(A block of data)
• • •

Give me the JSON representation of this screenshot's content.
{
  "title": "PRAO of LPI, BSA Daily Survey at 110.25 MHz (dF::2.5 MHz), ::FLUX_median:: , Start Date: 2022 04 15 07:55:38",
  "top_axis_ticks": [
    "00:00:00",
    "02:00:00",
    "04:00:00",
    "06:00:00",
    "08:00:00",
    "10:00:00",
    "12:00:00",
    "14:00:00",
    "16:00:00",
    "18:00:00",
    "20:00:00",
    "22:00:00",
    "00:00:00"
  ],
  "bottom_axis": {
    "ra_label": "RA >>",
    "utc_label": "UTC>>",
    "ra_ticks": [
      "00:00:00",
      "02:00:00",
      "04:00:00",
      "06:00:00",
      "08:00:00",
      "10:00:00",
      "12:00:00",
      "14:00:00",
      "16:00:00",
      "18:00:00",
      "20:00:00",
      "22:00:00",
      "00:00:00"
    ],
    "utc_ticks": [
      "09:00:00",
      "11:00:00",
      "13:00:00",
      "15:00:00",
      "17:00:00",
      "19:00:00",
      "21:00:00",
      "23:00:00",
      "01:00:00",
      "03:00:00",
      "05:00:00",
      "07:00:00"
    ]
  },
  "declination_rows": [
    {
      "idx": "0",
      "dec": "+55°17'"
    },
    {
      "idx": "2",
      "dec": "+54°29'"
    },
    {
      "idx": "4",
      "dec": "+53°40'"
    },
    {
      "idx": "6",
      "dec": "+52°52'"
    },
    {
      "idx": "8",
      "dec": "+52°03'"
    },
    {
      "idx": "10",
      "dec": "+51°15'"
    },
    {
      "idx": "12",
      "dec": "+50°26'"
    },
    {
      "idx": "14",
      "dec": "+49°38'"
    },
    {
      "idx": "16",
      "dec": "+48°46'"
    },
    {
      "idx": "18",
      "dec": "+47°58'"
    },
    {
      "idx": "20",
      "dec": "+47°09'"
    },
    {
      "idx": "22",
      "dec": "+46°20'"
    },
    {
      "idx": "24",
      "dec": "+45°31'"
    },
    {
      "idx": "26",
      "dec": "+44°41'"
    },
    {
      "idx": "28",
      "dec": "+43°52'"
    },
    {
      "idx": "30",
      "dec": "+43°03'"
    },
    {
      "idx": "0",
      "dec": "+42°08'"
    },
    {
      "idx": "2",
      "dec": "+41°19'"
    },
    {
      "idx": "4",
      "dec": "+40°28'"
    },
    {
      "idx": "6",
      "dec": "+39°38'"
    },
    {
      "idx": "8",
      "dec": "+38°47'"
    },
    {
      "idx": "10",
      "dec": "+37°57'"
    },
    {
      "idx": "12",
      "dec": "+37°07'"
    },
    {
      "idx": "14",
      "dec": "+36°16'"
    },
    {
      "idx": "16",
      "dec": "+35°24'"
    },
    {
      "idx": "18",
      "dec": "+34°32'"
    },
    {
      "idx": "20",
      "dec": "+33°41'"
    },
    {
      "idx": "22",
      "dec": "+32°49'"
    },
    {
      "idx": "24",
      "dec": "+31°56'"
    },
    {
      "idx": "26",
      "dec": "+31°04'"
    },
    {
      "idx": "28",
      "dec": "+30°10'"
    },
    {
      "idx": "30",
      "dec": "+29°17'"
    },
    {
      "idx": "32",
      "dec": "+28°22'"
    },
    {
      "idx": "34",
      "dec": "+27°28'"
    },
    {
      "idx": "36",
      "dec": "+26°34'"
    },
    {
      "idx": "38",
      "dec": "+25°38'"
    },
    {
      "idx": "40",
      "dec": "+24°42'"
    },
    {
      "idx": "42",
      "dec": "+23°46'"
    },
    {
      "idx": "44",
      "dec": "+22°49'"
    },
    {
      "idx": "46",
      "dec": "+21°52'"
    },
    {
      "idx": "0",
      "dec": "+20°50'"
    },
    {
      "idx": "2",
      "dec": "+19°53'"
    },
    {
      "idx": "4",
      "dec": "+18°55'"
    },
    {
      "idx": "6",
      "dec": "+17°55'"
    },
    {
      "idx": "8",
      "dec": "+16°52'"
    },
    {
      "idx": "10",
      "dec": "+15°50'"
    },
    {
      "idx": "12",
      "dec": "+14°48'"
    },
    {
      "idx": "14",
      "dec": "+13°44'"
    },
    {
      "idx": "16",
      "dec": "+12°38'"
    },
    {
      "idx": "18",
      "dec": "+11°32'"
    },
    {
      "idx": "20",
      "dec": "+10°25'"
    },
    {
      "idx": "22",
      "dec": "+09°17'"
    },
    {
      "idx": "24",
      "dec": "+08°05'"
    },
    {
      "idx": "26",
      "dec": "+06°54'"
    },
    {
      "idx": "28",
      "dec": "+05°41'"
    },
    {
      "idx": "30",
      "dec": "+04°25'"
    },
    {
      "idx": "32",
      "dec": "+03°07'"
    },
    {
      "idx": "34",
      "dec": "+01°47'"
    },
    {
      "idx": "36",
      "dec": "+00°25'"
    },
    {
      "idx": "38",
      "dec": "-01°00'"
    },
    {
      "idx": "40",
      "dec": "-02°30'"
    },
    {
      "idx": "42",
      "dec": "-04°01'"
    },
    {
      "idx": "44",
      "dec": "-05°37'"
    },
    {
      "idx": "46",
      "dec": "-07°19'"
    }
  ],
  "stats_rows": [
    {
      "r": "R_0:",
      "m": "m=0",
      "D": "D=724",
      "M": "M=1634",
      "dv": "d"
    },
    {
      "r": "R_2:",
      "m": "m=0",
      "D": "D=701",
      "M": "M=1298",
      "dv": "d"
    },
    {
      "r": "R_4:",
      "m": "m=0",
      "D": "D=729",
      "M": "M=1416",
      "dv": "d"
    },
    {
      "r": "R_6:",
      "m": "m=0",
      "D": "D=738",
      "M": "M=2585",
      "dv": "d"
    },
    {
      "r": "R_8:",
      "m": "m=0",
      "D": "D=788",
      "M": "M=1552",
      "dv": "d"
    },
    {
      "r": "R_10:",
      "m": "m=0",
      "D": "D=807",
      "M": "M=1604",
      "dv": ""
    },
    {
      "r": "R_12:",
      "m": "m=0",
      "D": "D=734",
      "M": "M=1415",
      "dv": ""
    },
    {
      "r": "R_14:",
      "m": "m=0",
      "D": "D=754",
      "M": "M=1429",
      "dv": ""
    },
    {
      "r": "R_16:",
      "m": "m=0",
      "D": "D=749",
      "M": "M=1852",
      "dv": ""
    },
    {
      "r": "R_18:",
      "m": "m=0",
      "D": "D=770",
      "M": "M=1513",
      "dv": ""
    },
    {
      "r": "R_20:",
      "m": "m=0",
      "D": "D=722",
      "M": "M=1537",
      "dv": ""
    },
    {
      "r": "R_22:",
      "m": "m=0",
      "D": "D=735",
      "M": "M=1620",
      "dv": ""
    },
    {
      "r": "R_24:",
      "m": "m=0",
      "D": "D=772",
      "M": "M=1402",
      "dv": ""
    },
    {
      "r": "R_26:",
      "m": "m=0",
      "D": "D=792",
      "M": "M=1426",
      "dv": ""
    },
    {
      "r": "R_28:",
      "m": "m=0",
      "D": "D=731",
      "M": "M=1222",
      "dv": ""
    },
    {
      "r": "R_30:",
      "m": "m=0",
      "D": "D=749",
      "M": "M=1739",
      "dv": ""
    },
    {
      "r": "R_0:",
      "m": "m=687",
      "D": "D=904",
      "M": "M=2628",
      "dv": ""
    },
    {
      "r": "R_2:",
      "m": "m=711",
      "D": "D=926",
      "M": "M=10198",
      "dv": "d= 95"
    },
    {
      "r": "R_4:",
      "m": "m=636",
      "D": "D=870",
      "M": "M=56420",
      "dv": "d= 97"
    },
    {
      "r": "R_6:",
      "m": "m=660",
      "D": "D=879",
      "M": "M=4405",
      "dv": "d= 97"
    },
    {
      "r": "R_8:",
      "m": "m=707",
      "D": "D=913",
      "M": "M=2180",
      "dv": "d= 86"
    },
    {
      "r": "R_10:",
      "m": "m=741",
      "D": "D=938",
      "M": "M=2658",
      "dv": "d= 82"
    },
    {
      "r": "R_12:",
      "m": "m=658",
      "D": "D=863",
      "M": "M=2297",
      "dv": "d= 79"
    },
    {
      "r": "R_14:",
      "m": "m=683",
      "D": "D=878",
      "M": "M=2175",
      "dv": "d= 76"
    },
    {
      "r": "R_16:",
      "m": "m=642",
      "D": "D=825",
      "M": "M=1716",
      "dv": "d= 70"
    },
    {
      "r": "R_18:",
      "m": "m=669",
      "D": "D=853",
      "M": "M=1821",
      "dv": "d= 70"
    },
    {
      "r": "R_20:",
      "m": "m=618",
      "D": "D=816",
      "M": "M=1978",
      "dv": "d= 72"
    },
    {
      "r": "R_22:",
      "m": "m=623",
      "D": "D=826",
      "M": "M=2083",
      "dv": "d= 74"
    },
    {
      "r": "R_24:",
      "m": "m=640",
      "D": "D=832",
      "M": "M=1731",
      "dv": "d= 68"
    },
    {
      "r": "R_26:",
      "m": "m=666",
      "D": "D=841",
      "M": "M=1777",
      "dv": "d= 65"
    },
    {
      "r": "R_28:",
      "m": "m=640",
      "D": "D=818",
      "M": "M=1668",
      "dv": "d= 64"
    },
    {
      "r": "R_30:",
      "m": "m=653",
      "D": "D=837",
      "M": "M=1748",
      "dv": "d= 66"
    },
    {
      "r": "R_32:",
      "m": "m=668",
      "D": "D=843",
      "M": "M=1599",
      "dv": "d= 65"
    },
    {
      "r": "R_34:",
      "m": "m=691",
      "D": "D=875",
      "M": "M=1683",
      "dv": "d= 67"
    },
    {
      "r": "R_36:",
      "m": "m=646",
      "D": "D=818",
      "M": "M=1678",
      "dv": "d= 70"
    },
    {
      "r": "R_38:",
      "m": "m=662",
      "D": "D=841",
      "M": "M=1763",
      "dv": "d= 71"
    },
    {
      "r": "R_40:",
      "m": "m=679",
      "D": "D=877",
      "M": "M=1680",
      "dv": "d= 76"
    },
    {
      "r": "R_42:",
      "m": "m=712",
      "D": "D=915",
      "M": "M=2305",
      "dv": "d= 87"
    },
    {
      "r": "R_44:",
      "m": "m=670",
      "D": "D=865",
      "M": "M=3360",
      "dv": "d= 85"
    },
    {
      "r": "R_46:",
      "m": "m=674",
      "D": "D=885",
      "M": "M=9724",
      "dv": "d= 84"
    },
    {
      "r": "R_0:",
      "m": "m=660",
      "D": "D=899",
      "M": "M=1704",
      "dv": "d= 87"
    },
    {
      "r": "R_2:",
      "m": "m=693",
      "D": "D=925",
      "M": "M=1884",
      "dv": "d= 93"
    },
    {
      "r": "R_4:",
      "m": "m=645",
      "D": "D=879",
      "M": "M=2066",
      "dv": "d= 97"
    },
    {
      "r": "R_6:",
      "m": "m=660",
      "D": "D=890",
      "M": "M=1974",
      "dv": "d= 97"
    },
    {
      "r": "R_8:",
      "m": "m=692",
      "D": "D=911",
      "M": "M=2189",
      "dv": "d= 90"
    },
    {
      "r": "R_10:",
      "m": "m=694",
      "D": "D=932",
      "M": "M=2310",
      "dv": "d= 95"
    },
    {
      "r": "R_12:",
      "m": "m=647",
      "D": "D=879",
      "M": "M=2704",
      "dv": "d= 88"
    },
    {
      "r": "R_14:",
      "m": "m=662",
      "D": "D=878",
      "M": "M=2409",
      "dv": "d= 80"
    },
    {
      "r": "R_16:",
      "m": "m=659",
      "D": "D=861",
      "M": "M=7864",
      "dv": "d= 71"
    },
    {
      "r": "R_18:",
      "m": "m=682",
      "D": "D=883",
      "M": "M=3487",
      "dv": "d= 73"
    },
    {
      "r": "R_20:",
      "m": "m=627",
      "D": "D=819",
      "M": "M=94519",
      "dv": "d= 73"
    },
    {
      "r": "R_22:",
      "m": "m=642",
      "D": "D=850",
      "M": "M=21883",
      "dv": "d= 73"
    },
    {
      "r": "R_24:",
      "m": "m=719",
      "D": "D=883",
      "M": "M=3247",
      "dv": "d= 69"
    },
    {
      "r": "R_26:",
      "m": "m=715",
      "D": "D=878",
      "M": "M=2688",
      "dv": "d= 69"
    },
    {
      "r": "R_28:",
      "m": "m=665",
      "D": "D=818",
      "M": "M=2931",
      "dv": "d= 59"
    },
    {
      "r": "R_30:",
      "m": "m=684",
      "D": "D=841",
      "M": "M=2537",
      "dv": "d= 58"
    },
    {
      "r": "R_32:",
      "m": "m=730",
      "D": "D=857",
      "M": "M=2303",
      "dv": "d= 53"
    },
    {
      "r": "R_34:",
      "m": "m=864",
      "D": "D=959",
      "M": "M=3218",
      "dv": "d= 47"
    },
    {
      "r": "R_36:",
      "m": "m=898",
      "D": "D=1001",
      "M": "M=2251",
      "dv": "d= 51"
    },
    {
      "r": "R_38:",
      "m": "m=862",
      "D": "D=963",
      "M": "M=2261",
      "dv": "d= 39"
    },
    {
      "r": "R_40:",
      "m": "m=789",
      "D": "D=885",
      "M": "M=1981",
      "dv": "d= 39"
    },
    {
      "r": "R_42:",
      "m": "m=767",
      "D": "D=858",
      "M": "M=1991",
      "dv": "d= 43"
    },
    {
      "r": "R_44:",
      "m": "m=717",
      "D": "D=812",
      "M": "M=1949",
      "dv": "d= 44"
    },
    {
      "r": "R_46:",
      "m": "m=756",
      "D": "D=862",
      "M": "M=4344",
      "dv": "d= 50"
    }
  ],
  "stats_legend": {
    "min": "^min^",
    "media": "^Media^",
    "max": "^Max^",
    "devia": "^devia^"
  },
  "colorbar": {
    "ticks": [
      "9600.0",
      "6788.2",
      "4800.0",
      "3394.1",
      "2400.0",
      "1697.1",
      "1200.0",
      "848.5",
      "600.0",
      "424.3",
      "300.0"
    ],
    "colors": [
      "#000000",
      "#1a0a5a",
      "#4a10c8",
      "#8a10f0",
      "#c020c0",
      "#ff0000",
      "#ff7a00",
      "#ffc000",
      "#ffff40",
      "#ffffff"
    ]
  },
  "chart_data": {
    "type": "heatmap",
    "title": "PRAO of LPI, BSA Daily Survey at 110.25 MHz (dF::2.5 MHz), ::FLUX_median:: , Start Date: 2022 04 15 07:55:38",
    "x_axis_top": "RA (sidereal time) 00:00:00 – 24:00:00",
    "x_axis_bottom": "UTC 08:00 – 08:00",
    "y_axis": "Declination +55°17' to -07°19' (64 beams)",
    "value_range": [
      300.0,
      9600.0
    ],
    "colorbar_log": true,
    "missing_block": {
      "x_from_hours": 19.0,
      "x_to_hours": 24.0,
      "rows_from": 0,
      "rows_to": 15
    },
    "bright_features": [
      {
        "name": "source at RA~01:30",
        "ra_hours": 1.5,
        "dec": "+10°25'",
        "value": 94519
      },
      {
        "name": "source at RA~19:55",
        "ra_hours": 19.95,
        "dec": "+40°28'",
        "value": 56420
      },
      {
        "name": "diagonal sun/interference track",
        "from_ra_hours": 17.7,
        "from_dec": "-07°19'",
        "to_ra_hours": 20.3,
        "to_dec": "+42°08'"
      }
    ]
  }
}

• • •

_Short problem_: Where a line above holds the string "Start", show that line.

_Exercise solution_:
  "title": "PRAO of LPI, BSA Daily Survey at 110.25 MHz (dF::2.5 MHz), ::FLUX_median:: , Start Date: 2022 04 15 07:55:38",
    "title": "PRAO of LPI, BSA Daily Survey at 110.25 MHz (dF::2.5 MHz), ::FLUX_median:: , Start Date: 2022 04 15 07:55:38",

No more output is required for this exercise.